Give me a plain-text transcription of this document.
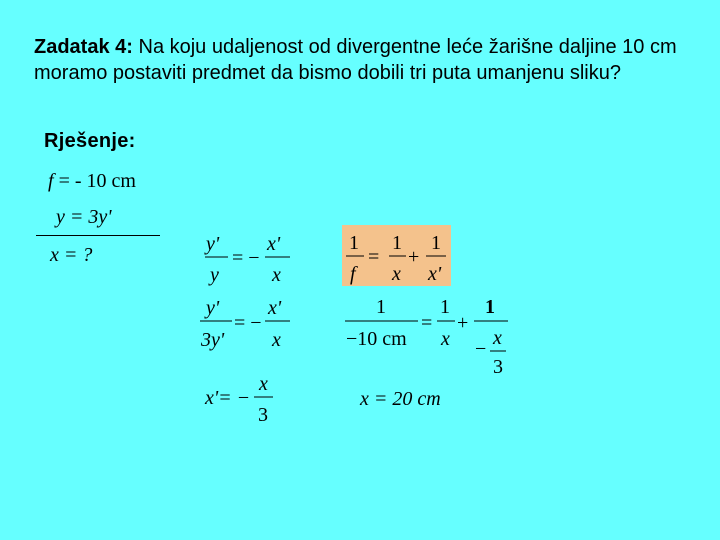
Zadatak 4: Na koju udaljenost od divergentne leće žarišne daljine 10 cm moramo postaviti predmet da bismo dobili tri puta umanjenu sliku?
Rješenje:
f = - 10 cm
y = 3y'
x = ?	y'
y
= −
x'
x
y'
3y'
= −
x'
x
x'= −
x
3
1
f
=
1
x
+
1
x'
1
−10 cm
=
1
x
+
1
− x
3
x = 20 cm
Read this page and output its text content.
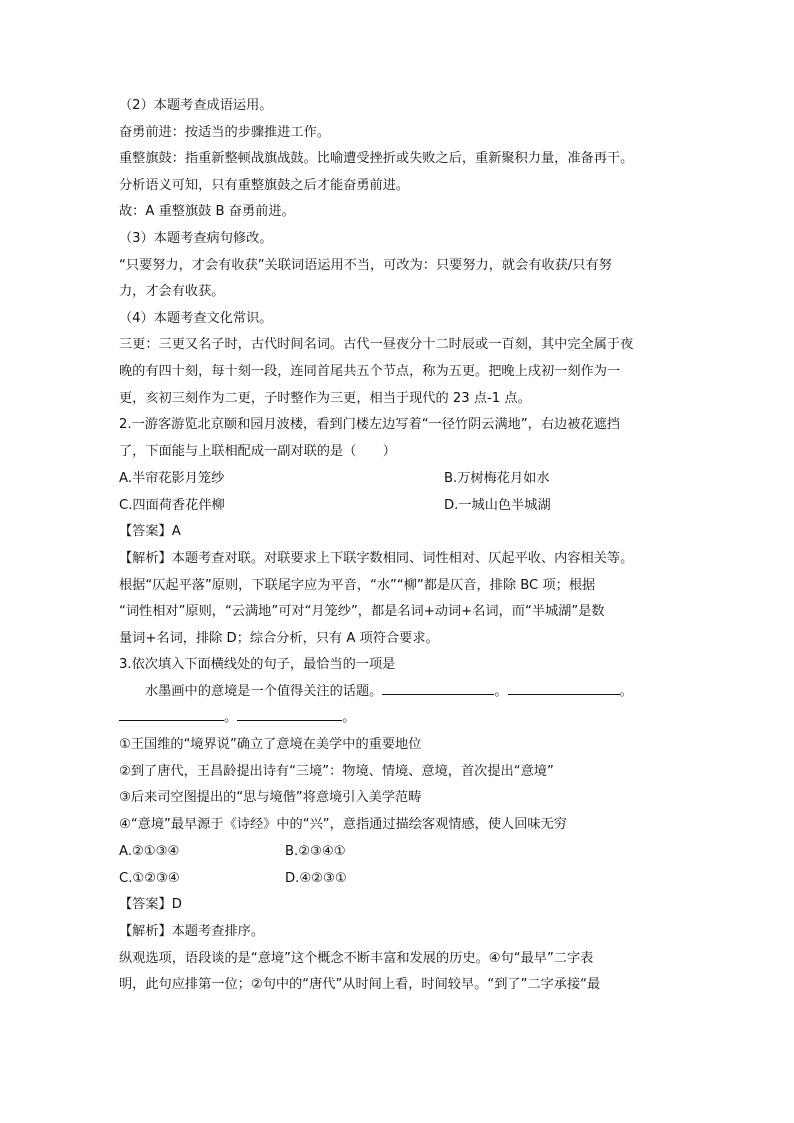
（2）本题考查成语运用。
奋勇前进：按适当的步骤推进工作。
重整旗鼓：指重新整顿战旗战鼓。比喻遭受挫折或失败之后，重新聚积力量，准备再干。
分析语义可知，只有重整旗鼓之后才能奋勇前进。
故：A 重整旗鼓 B 奋勇前进。
（3）本题考查病句修改。
“只要努力，才会有收获”关联词语运用不当，可改为：只要努力，就会有收获/只有努
力，才会有收获。
（4）本题考查文化常识。
三更：三更又名子时，古代时间名词。古代一昼夜分十二时辰或一百刻，其中完全属于夜
晚的有四十刻，每十刻一段，连同首尾共五个节点，称为五更。把晚上戌初一刻作为一
更，亥初三刻作为二更，子时整作为三更，相当于现代的 23 点-1 点。
2.一游客游览北京颐和园月波楼，看到门楼左边写着“一径竹阴云满地”，右边被花遮挡
了，下面能与上联相配成一副对联的是（　　）
A.半帘花影月笼纱	B.万树梅花月如水
C.四面荷香花伴柳	D.一城山色半城湖
【答案】A
【解析】本题考查对联。对联要求上下联字数相同、词性相对、仄起平收、内容相关等。
根据“仄起平落”原则，下联尾字应为平音，“水”“柳”都是仄音，排除 BC 项；根据
“词性相对”原则，“云满地”可对“月笼纱”，都是名词+动词+名词，而“半城湖”是数
量词+名词，排除 D；综合分析，只有 A 项符合要求。
3.依次填入下面横线处的句子，最恰当的一项是
水墨画中的意境是一个值得关注的话题。	。	。
。	。
①王国维的“境界说”确立了意境在美学中的重要地位
②到了唐代，王昌龄提出诗有“三境”：物境、情境、意境，首次提出“意境”
③后来司空图提出的“思与境偕”将意境引入美学范畴
④“意境”最早源于《诗经》中的“兴”，意指通过描绘客观情感，使人回味无穷
A.②①③④	B.②③④①
C.①②③④	D.④②③①
【答案】D
【解析】本题考查排序。
纵观选项，语段谈的是“意境”这个概念不断丰富和发展的历史。④句“最早”二字表
明，此句应排第一位；②句中的“唐代”从时间上看，时间较早。“到了”二字承接“最
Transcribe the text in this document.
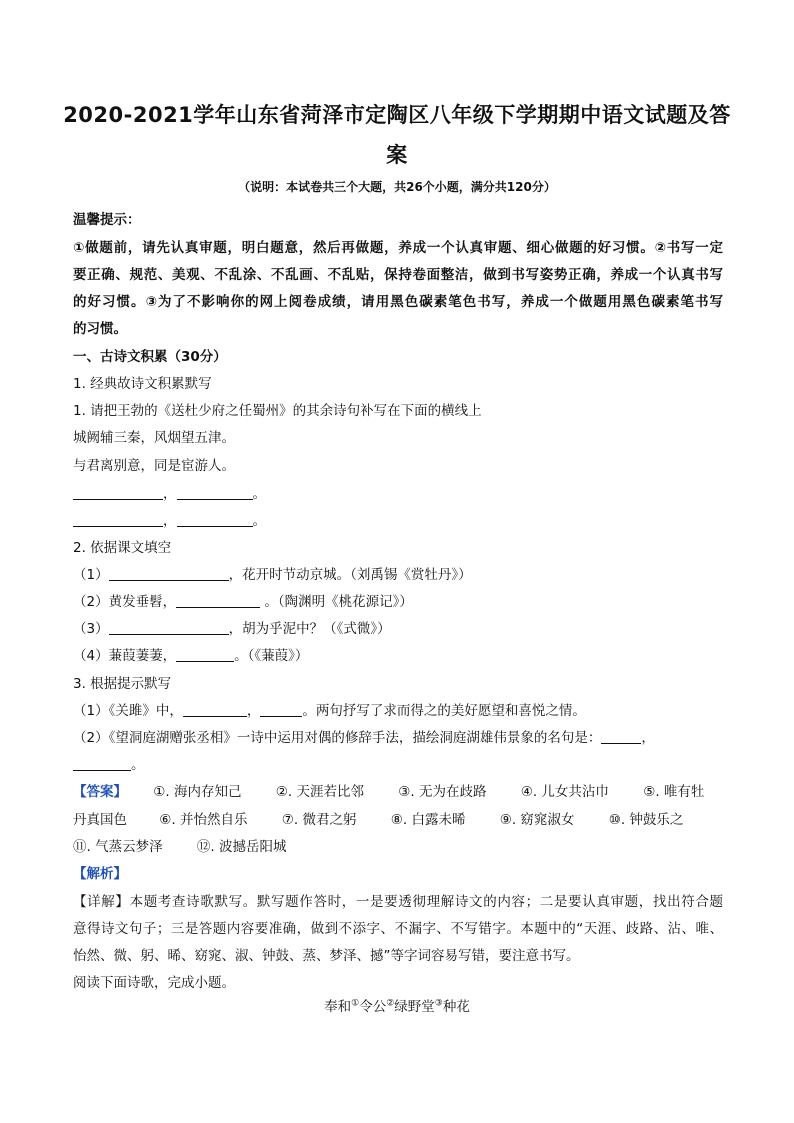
2020-2021学年山东省菏泽市定陶区八年级下学期期中语文试题及答
案
（说明：本试卷共三个大题，共26个小题，满分共120分）
温馨提示：
①做题前，请先认真审题，明白题意，然后再做题，养成一个认真审题、细心做题的好习惯。②书写一定
要正确、规范、美观、不乱涂、不乱画、不乱贴，保持卷面整洁，做到书写姿势正确，养成一个认真书写
的好习惯。③为了不影响你的网上阅卷成绩，请用黑色碳素笔色书写，养成一个做题用黑色碳素笔书写
的习惯。
一、古诗文积累（30分）
1. 经典故诗文积累默写
1. 请把王勃的《送杜少府之任蜀州》的其余诗句补写在下面的横线上
城阙辅三秦，风烟望五津。
与君离别意，同是宦游人。
，	。
，	。
2. 依据课文填空
（1）	，花开时节动京城。（刘禹锡《赏牡丹》）
（2）黄发垂髫，	。（陶渊明《桃花源记》）
（3）	，胡为乎泥中？（《式微》）
（4）蒹葭萋萋，	。（《蒹葭》）
3. 根据提示默写
（1）《关雎》中，	，	。两句抒写了求而得之的美好愿望和喜悦之情。
（2）《望洞庭湖赠张丞相》一诗中运用对偶的修辞手法，描绘洞庭湖雄伟景象的名句是：	，
。
【答案】 ①. 海内存知己	②. 天涯若比邻	③. 无为在歧路	④. 儿女共沾巾	⑤. 唯有牡
丹真国色 ⑥. 并怡然自乐	⑦. 微君之躬	⑧. 白露未晞	⑨. 窈窕淑女	⑩. 钟鼓乐之
⑪. 气蒸云梦泽	⑫. 波撼岳阳城
【解析】
【详解】本题考查诗歌默写。默写题作答时，一是要透彻理解诗文的内容；二是要认真审题，找出符合题
意得诗文句子；三是答题内容要准确，做到不添字、不漏字、不写错字。本题中的“天涯、歧路、沾、唯、
怡然、微、躬、晞、窈窕、淑、钟鼓、蒸、梦泽、撼”等字词容易写错，要注意书写。
阅读下面诗歌，完成小题。
奉和①令公②绿野堂③种花
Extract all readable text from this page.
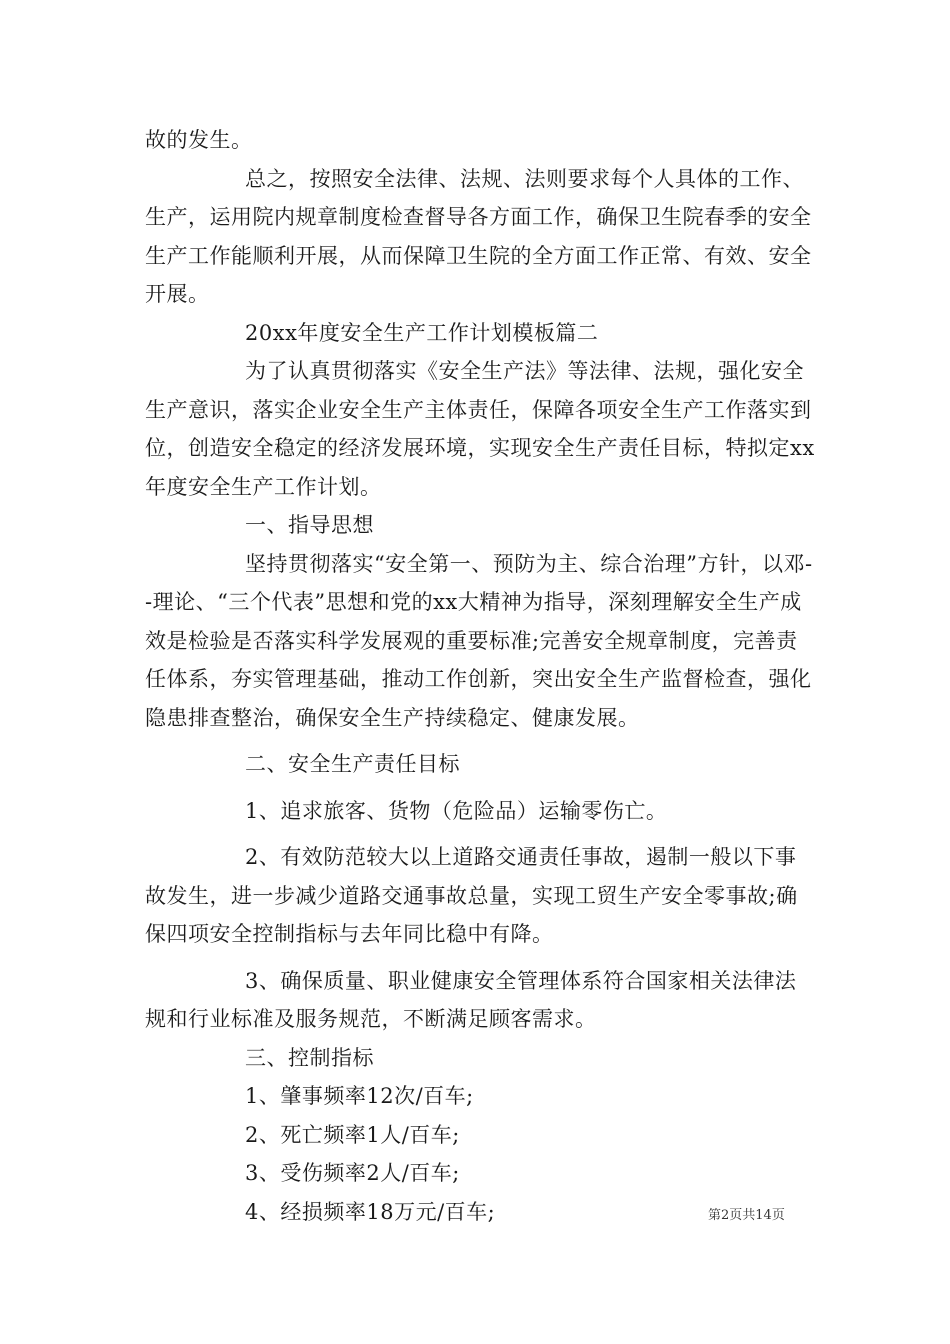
故的发生。

总之，按照安全法律、法规、法则要求每个人具体的工作、生产，运用院内规章制度检查督导各方面工作，确保卫生院春季的安全生产工作能顺利开展，从而保障卫生院的全方面工作正常、有效、安全开展。

20xx年度安全生产工作计划模板篇二

为了认真贯彻落实《安全生产法》等法律、法规，强化安全生产意识，落实企业安全生产主体责任，保障各项安全生产工作落实到位，创造安全稳定的经济发展环境，实现安全生产责任目标，特拟定xx年度安全生产工作计划。

一、指导思想

坚持贯彻落实“安全第一、预防为主、综合治理”方针，以邓--理论、“三个代表”思想和党的xx大精神为指导，深刻理解安全生产成效是检验是否落实科学发展观的重要标准;完善安全规章制度，完善责任体系，夯实管理基础，推动工作创新，突出安全生产监督检查，强化隐患排查整治，确保安全生产持续稳定、健康发展。

二、安全生产责任目标

1、追求旅客、货物（危险品）运输零伤亡。

2、有效防范较大以上道路交通责任事故，遏制一般以下事故发生，进一步减少道路交通事故总量，实现工贸生产安全零事故;确保四项安全控制指标与去年同比稳中有降。

3、确保质量、职业健康安全管理体系符合国家相关法律法规和行业标准及服务规范，不断满足顾客需求。

三、控制指标

1、肇事频率12次/百车;

2、死亡频率1人/百车;

3、受伤频率2人/百车;

4、经损频率18万元/百车;	第2页共14页
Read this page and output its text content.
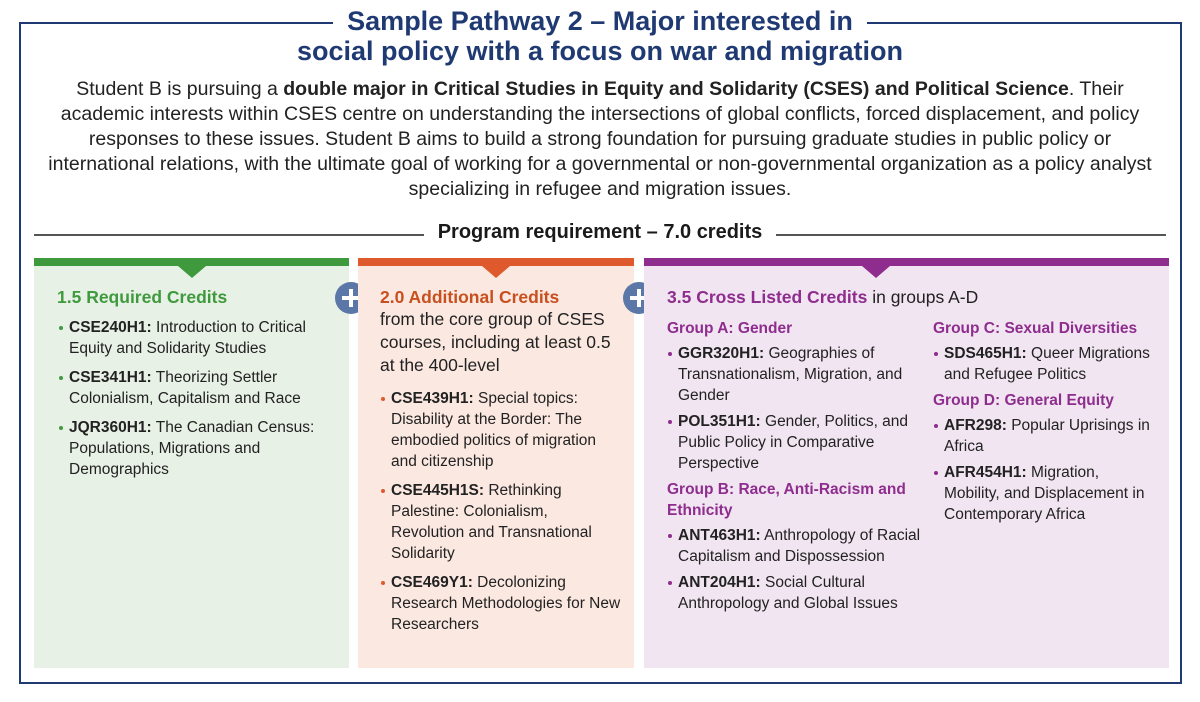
Sample Pathway 2 – Major interested in
social policy with a focus on war and migration

Student B is pursuing a double major in Critical Studies in Equity and Solidarity (CSES) and Political Science. Their academic interests within CSES centre on understanding the intersections of global conflicts, forced displacement, and policy responses to these issues. Student B aims to build a strong foundation for pursuing graduate studies in public policy or international relations, with the ultimate goal of working for a governmental or non-governmental organization as a policy analyst specializing in refugee and migration issues.

Program requirement – 7.0 credits
1.5 Required Credits
CSE240H1: Introduction to Critical Equity and Solidarity Studies
CSE341H1: Theorizing Settler Colonialism, Capitalism and Race
JQR360H1: The Canadian Census: Populations, Migrations and Demographics
2.0 Additional Credits
from the core group of CSES courses, including at least 0.5 at the 400-level
CSE439H1: Special topics: Disability at the Border: The embodied politics of migration and citizenship
CSE445H1S: Rethinking Palestine: Colonialism, Revolution and Transnational Solidarity
CSE469Y1: Decolonizing Research Methodologies for New Researchers
3.5 Cross Listed Credits in groups A-D
Group A: Gender
GGR320H1: Geographies of Transnationalism, Migration, and Gender
POL351H1: Gender, Politics, and Public Policy in Comparative Perspective
Group B: Race, Anti-Racism and Ethnicity
ANT463H1: Anthropology of Racial Capitalism and Dispossession
ANT204H1: Social Cultural Anthropology and Global Issues
Group C: Sexual Diversities
SDS465H1: Queer Migrations and Refugee Politics
Group D: General Equity
AFR298: Popular Uprisings in Africa
AFR454H1: Migration, Mobility, and Displacement in Contemporary Africa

◆ ◆ ◆ ◆ ◆ ◆ ◆

What the task asks | Copy each line that holds the word "with".

Expected output |
social policy with a focus on war and migration
Student B is pursuing a double major in Critical Studies in Equity and Solidarity (CSES) and Political Science. Their academic interests within CSES centre on understanding the intersections of global conflicts, forced displacement, and policy responses to these issues. Student B aims to build a strong foundation for pursuing graduate studies in public policy or international relations, with the ultimate goal of working for a governmental or non-governmental organization as a policy analyst specializing in refugee and migration issues.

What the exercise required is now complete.